* Begin *
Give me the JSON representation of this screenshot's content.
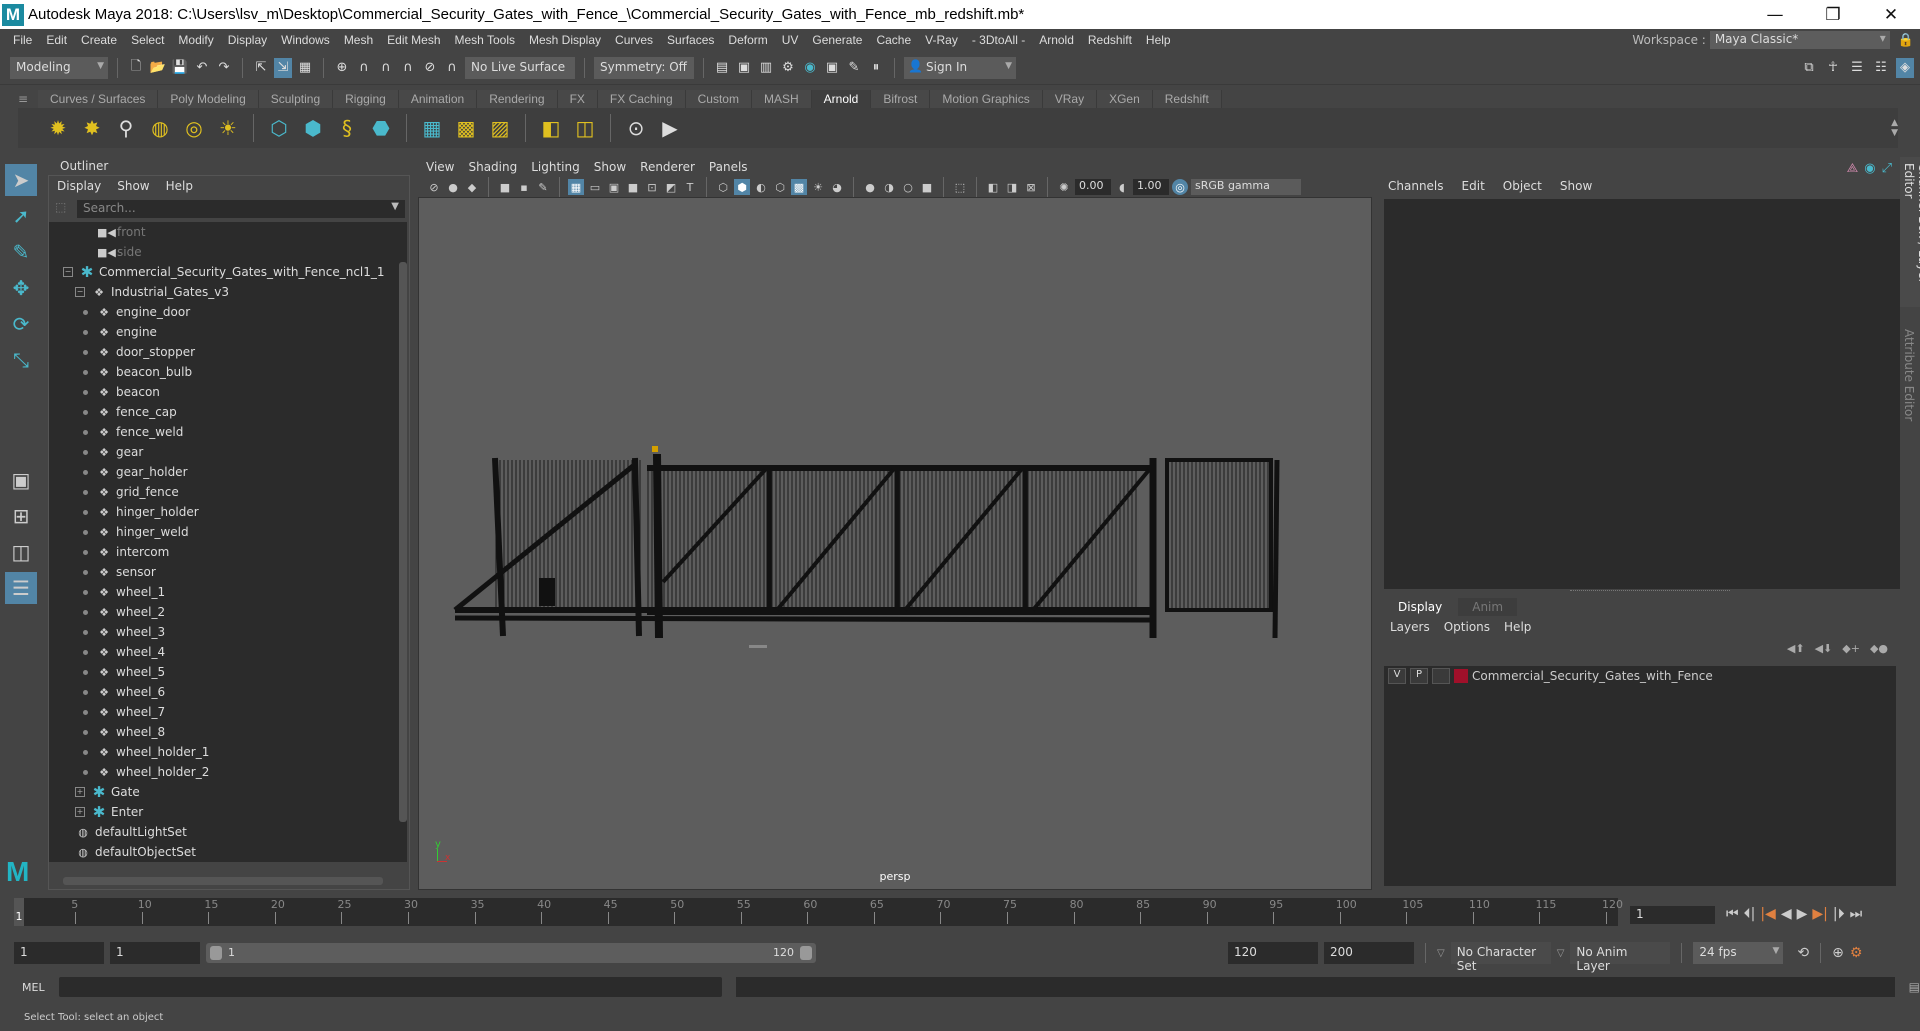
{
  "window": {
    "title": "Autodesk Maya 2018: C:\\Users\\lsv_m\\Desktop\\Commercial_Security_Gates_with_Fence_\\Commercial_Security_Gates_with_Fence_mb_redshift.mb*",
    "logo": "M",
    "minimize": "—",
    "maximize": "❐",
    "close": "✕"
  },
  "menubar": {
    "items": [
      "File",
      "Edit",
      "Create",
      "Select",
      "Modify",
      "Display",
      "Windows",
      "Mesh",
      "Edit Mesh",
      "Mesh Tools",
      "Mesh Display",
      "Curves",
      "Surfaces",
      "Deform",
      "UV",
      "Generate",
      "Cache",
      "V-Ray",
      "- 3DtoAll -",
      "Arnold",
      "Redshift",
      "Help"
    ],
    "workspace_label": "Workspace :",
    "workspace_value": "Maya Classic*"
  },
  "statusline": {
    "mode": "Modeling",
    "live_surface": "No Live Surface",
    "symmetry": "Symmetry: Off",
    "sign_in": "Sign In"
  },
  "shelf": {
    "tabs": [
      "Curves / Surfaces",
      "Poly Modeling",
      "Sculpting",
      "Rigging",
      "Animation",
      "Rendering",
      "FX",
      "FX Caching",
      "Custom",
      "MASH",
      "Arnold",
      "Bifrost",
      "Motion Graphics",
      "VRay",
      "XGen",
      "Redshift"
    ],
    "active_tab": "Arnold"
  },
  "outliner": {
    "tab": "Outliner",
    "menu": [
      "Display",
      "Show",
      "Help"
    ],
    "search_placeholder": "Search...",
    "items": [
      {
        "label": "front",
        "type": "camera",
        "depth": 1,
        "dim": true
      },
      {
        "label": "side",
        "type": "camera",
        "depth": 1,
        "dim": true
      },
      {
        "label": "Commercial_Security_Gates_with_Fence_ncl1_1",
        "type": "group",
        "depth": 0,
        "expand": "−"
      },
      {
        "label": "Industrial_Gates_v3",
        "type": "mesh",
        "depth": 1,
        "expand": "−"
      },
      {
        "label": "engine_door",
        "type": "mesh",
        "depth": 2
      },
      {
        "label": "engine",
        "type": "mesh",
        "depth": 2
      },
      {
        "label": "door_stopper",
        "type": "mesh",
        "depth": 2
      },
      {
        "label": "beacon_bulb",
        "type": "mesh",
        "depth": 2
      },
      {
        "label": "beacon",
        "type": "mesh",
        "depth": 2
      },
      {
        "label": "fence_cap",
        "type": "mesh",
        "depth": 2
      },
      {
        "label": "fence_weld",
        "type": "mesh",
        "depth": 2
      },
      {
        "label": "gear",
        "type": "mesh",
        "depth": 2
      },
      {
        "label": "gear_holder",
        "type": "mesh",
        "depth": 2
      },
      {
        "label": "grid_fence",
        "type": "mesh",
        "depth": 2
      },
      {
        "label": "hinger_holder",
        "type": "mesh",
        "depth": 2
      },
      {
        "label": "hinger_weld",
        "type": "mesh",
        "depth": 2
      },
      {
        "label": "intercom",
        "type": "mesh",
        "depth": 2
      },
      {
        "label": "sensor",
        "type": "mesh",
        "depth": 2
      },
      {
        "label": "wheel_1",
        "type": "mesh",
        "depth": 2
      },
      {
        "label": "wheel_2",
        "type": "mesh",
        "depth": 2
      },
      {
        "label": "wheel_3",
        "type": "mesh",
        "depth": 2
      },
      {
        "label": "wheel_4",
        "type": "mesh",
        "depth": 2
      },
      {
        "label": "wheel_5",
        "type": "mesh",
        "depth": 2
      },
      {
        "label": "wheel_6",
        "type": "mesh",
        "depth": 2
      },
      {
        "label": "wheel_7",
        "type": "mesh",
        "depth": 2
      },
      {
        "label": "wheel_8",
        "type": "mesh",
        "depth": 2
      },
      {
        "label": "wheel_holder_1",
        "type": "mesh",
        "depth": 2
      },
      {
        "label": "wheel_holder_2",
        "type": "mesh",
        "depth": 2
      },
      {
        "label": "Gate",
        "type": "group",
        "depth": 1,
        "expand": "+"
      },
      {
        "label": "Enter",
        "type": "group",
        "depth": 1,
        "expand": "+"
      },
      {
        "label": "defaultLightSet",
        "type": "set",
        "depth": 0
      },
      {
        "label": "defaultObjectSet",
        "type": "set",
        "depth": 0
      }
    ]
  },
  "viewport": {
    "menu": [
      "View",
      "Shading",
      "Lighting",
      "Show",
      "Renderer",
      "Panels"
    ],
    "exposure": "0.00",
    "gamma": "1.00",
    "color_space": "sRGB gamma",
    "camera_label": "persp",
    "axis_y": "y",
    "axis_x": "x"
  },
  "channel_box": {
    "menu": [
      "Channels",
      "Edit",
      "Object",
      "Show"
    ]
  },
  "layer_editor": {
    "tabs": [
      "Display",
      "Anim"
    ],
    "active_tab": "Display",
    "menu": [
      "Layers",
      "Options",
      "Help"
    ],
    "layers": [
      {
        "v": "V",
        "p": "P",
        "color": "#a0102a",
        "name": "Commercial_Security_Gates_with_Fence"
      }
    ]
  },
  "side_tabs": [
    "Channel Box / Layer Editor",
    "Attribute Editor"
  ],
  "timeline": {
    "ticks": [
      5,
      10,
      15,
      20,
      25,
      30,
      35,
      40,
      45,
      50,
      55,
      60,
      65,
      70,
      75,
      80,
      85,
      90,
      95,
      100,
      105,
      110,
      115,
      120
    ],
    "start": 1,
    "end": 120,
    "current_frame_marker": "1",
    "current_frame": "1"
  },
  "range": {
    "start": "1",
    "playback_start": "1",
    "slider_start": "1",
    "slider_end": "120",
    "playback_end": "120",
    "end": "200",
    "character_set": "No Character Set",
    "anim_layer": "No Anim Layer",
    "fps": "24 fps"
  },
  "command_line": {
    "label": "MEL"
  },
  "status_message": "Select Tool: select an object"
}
* End *
* Begin *
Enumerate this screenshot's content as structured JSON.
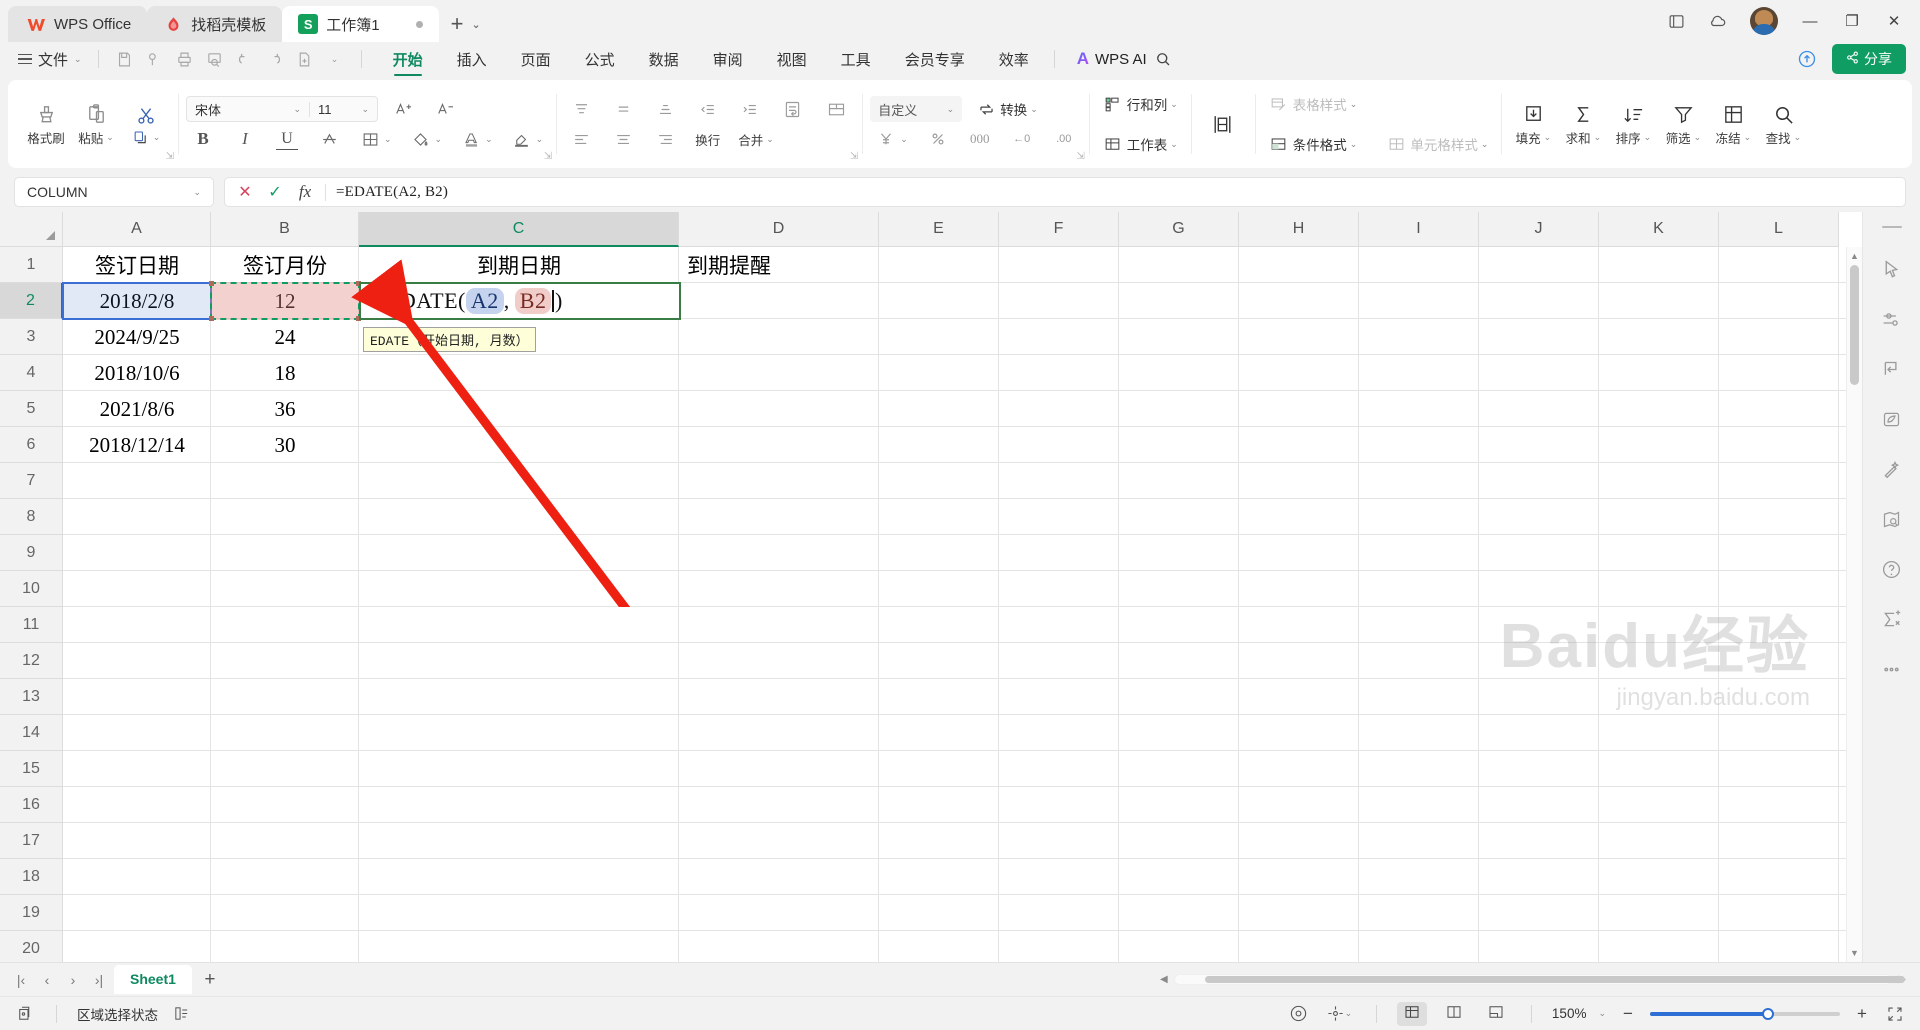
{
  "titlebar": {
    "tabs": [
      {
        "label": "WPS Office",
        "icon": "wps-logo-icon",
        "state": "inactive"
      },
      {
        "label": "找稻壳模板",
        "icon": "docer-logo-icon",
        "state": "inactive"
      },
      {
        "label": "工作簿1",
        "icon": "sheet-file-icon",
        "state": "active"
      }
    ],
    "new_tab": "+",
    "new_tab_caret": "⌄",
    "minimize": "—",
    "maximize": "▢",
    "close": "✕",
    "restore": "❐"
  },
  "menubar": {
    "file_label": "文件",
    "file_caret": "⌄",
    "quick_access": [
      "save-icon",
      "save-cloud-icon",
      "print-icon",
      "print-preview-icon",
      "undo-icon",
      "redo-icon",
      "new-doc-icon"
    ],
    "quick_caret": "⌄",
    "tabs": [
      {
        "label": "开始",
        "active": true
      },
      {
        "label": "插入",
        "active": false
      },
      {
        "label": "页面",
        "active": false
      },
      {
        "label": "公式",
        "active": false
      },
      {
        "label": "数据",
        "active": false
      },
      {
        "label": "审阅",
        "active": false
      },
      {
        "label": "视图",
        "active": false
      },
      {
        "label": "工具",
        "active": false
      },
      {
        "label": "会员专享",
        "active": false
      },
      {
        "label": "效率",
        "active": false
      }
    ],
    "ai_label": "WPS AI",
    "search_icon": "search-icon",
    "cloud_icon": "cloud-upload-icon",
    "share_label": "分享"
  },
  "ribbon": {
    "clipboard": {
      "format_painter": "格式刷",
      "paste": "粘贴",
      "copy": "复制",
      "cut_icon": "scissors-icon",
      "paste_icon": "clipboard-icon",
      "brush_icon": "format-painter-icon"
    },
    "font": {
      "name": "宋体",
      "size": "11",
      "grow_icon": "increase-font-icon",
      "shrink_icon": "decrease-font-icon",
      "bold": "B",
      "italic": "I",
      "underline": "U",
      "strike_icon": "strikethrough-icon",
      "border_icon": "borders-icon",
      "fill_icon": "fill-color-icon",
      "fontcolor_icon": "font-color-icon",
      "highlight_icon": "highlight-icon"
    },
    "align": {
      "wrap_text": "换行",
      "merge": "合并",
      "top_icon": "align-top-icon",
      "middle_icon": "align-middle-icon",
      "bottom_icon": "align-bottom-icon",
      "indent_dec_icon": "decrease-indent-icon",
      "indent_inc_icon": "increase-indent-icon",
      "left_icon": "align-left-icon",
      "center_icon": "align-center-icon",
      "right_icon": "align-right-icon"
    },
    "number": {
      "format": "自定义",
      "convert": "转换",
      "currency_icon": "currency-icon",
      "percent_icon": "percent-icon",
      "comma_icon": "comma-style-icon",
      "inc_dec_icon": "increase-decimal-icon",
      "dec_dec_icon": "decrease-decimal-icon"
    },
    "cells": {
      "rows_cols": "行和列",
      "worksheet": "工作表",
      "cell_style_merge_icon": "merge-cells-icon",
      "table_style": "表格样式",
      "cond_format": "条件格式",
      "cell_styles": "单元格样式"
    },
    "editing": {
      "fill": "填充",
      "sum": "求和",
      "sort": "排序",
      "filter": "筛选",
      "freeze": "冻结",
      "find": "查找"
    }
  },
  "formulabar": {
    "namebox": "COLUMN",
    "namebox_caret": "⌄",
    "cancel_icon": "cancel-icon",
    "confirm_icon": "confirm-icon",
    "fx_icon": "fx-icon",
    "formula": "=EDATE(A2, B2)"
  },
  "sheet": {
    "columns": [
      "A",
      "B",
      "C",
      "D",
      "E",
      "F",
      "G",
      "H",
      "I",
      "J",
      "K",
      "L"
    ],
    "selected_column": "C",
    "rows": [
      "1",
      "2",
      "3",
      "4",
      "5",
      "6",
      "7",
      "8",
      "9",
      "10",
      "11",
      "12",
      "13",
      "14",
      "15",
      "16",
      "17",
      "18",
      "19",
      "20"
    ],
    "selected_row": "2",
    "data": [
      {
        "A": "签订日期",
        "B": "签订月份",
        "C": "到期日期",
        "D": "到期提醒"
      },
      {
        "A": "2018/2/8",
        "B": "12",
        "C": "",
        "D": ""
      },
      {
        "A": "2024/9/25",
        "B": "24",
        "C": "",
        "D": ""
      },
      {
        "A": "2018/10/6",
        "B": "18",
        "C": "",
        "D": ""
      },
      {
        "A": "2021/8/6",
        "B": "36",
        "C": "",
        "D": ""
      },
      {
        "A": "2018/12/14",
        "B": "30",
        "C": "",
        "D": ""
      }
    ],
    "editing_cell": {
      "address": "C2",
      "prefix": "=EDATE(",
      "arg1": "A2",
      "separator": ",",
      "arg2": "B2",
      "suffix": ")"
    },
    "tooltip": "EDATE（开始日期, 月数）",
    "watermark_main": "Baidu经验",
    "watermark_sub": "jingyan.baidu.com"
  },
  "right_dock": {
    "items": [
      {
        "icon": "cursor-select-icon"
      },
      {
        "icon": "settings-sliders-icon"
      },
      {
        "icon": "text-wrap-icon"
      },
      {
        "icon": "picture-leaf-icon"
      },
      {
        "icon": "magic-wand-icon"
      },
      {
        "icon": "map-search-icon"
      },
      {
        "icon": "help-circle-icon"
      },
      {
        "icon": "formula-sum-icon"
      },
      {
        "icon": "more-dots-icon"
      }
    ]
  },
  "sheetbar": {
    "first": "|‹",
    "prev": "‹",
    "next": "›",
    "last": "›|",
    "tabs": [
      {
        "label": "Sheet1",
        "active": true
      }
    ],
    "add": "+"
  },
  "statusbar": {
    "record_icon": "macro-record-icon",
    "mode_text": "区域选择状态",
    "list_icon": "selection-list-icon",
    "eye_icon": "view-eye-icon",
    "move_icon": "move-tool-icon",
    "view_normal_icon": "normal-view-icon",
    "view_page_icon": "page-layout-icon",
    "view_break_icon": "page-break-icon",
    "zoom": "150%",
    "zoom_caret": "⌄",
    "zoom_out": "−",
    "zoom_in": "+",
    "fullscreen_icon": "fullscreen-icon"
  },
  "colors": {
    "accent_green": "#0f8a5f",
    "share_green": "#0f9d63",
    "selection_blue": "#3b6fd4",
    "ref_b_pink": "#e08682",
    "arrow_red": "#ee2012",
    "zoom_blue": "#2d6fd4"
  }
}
* End *
* Begin *
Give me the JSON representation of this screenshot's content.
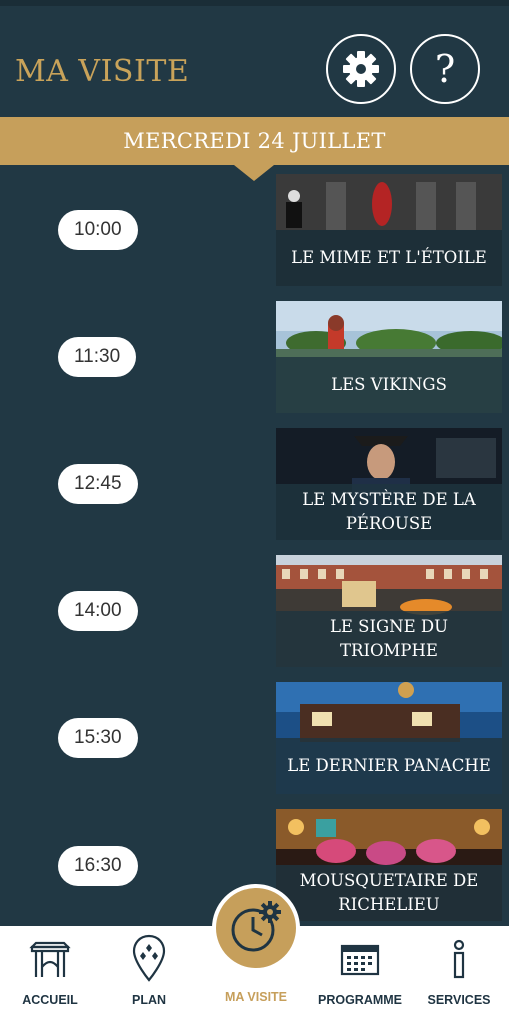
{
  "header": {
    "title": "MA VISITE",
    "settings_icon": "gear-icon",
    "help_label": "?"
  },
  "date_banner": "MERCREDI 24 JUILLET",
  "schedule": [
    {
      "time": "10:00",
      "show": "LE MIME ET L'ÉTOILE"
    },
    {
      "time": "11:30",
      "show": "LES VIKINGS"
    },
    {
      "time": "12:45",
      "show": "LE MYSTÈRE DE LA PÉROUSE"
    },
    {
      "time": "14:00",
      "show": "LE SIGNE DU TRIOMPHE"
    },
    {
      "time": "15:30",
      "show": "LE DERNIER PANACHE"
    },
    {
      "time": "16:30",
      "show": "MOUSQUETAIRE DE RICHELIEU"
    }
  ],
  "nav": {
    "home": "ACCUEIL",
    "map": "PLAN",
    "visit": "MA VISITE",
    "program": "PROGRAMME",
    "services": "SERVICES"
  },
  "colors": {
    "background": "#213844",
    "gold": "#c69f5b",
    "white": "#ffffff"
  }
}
* End *
#### [What you need to do]
In the entries above, count each line with "decrease"; reply with the total only.

#### [Problem solution]
3